Work instructions |
Pictures do not belong in the copy; restate the records below word for word.

Given data |
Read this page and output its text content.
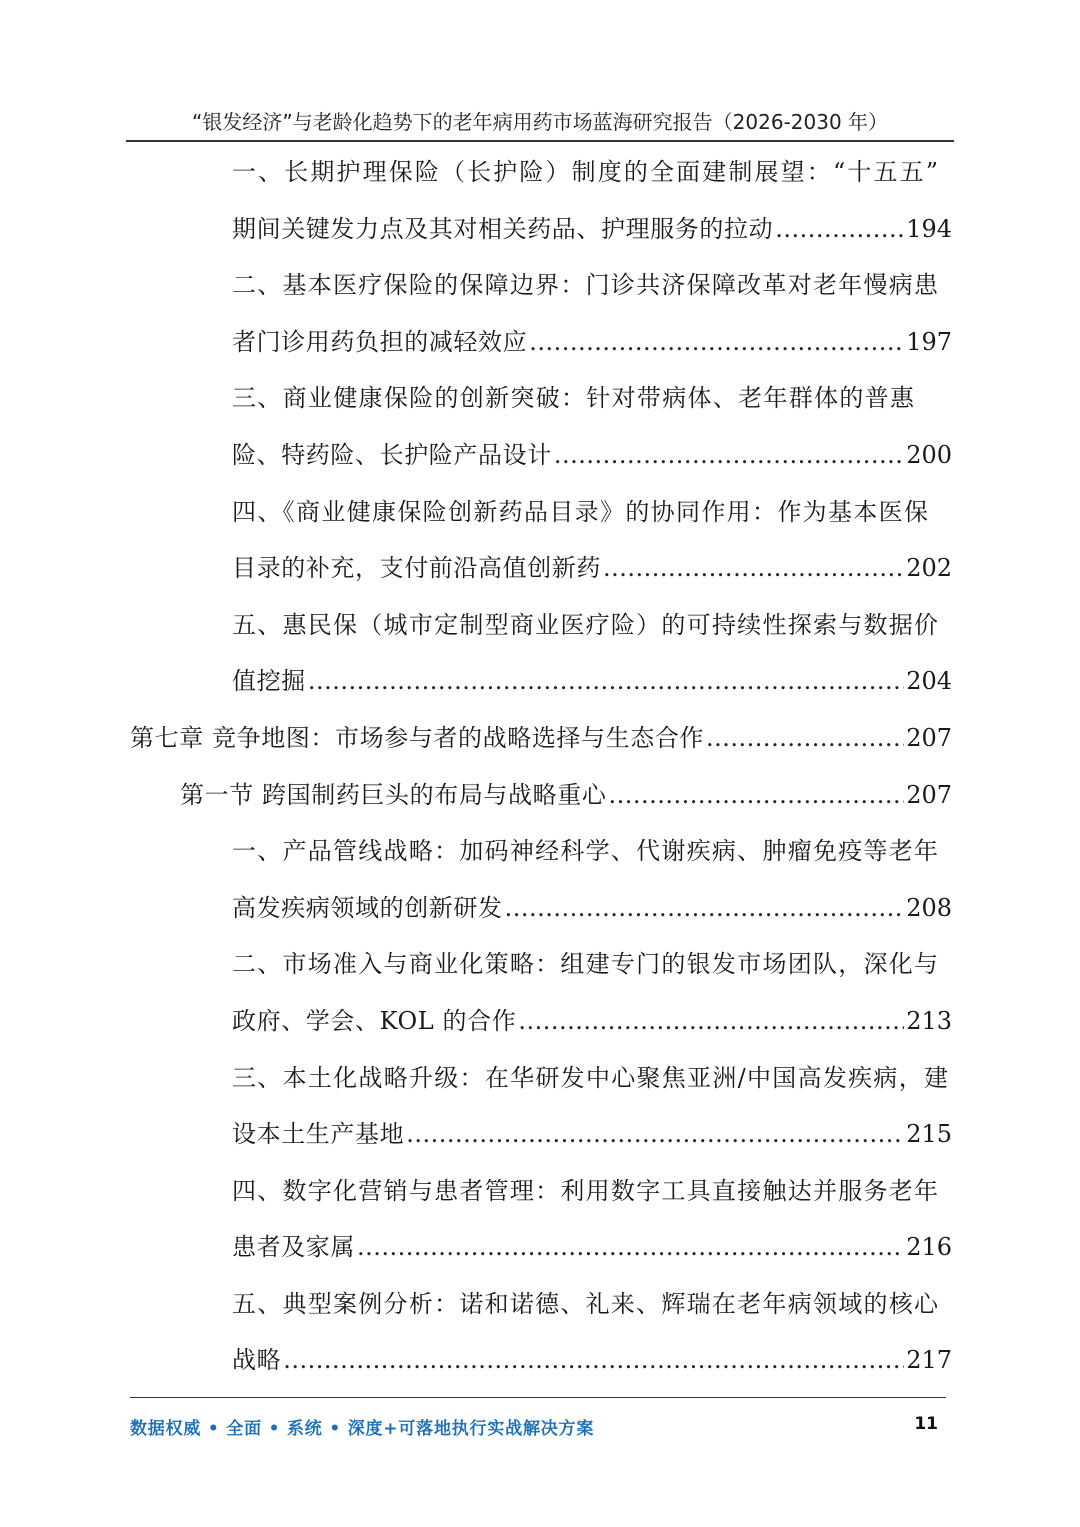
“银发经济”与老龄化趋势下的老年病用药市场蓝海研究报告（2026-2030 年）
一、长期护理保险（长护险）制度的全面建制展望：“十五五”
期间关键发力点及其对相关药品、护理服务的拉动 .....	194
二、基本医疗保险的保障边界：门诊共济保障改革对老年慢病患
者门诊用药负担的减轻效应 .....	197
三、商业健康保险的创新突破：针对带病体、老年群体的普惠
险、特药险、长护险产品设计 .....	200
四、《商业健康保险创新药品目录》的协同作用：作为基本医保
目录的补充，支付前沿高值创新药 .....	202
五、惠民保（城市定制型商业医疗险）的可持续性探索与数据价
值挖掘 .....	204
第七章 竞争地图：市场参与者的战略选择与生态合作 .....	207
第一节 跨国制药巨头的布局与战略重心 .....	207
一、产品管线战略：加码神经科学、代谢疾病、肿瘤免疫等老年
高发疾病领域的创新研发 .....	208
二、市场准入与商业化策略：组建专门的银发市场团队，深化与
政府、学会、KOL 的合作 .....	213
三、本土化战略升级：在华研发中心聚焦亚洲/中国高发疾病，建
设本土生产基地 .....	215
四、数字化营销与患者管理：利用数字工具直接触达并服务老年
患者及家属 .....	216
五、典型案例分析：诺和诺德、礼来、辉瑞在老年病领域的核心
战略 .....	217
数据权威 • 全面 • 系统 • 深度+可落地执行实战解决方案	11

Task response |
Read this page and output its text content.
“银发经济”与老龄化趋势下的老年病用药市场蓝海研究报告（2026-2030 年）
一、长期护理保险（长护险）制度的全面建制展望：“十五五”
期间关键发力点及其对相关药品、护理服务的拉动 .....	194
二、基本医疗保险的保障边界：门诊共济保障改革对老年慢病患
者门诊用药负担的减轻效应 .....	197
三、商业健康保险的创新突破：针对带病体、老年群体的普惠
险、特药险、长护险产品设计 .....	200
四、《商业健康保险创新药品目录》的协同作用：作为基本医保
目录的补充，支付前沿高值创新药 .....	202
五、惠民保（城市定制型商业医疗险）的可持续性探索与数据价
值挖掘 .....	204
第七章 竞争地图：市场参与者的战略选择与生态合作 .....	207
第一节 跨国制药巨头的布局与战略重心 .....	207
一、产品管线战略：加码神经科学、代谢疾病、肿瘤免疫等老年
高发疾病领域的创新研发 .....	208
二、市场准入与商业化策略：组建专门的银发市场团队，深化与
政府、学会、KOL 的合作 .....	213
三、本土化战略升级：在华研发中心聚焦亚洲/中国高发疾病，建
设本土生产基地 .....	215
四、数字化营销与患者管理：利用数字工具直接触达并服务老年
患者及家属 .....	216
五、典型案例分析：诺和诺德、礼来、辉瑞在老年病领域的核心
战略 .....	217
数据权威 • 全面 • 系统 • 深度+可落地执行实战解决方案	11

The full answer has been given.